Problem description: Copy, in full, each line of the material that holds the word "danh".

Extracted information:
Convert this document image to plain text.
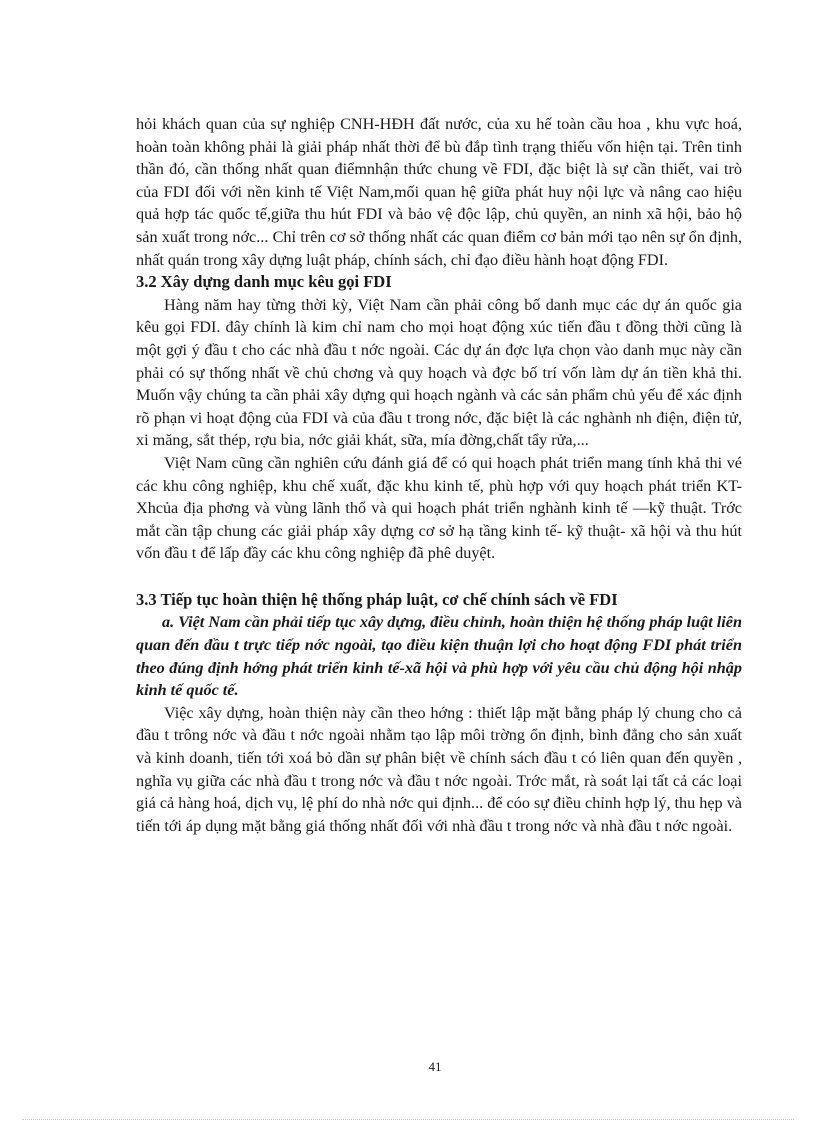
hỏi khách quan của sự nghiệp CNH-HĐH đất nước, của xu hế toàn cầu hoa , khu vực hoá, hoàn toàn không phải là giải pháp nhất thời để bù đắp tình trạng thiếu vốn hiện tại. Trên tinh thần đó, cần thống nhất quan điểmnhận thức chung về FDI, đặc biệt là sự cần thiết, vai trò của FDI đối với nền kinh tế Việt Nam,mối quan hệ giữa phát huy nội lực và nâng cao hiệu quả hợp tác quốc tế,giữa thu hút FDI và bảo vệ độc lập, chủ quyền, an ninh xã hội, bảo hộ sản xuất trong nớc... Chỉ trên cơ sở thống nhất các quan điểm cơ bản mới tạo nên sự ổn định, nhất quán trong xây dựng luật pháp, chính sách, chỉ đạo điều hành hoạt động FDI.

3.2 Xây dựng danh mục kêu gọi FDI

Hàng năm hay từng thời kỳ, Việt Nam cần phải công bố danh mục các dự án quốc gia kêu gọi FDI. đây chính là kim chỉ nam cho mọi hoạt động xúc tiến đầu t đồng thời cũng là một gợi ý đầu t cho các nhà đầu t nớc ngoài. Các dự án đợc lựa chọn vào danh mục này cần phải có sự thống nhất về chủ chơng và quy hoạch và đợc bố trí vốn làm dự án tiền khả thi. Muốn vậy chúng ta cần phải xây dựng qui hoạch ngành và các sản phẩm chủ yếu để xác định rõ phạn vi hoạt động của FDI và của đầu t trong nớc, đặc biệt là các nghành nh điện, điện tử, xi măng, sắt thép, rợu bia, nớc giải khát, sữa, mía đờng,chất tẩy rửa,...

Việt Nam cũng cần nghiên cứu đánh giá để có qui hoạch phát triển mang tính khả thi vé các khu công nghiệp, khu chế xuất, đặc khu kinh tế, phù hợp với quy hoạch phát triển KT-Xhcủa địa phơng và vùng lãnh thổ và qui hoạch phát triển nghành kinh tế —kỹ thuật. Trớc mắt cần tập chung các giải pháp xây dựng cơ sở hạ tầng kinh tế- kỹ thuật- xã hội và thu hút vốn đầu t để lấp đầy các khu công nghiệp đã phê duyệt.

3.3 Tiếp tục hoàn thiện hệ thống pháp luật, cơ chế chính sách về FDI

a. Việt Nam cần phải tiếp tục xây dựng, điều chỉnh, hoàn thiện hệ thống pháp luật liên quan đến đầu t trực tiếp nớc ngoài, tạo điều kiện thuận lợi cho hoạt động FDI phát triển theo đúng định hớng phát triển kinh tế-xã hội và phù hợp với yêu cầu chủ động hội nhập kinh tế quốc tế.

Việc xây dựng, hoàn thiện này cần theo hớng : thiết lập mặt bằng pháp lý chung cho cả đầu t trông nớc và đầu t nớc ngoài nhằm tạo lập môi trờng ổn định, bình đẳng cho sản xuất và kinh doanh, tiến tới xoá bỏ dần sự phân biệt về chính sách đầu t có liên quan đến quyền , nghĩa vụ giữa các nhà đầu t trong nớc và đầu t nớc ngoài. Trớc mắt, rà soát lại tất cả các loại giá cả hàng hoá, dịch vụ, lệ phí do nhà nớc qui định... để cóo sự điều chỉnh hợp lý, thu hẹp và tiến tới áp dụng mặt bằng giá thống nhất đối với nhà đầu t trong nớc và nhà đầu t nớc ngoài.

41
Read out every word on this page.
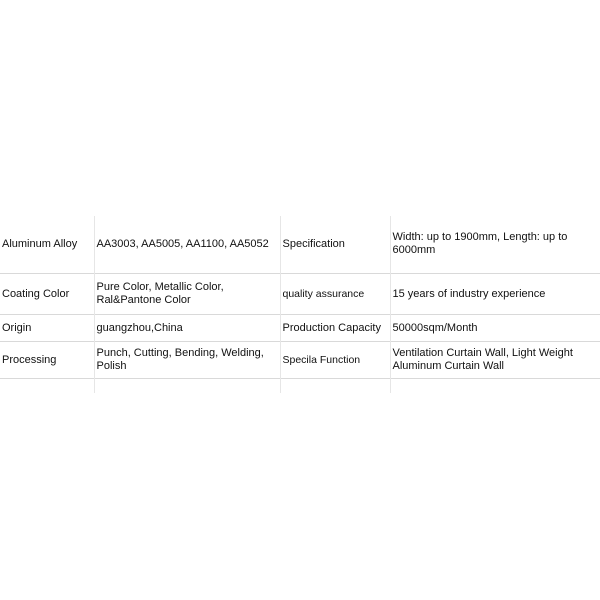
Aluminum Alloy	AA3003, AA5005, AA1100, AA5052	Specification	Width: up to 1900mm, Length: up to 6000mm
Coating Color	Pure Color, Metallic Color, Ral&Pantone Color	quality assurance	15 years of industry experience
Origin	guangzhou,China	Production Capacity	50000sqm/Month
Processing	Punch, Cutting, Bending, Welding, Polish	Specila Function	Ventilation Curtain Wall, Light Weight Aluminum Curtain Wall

Result for this task:
3.2 Xây dựng danh mục kêu gọi FDI
Hàng năm hay từng thời kỳ, Việt Nam cần phải công bố danh mục các dự án quốc gia kêu gọi FDI. đây chính là kim chỉ nam cho mọi hoạt động xúc tiến đầu t đồng thời cũng là một gợi ý đầu t cho các nhà đầu t nớc ngoài. Các dự án đợc lựa chọn vào danh mục này cần phải có sự thống nhất về chủ chơng và quy hoạch và đợc bố trí vốn làm dự án tiền khả thi. Muốn vậy chúng ta cần phải xây dựng qui hoạch ngành và các sản phẩm chủ yếu để xác định rõ phạn vi hoạt động của FDI và của đầu t trong nớc, đặc biệt là các nghành nh điện, điện tử, xi măng, sắt thép, rợu bia, nớc giải khát, sữa, mía đờng,chất tẩy rửa,...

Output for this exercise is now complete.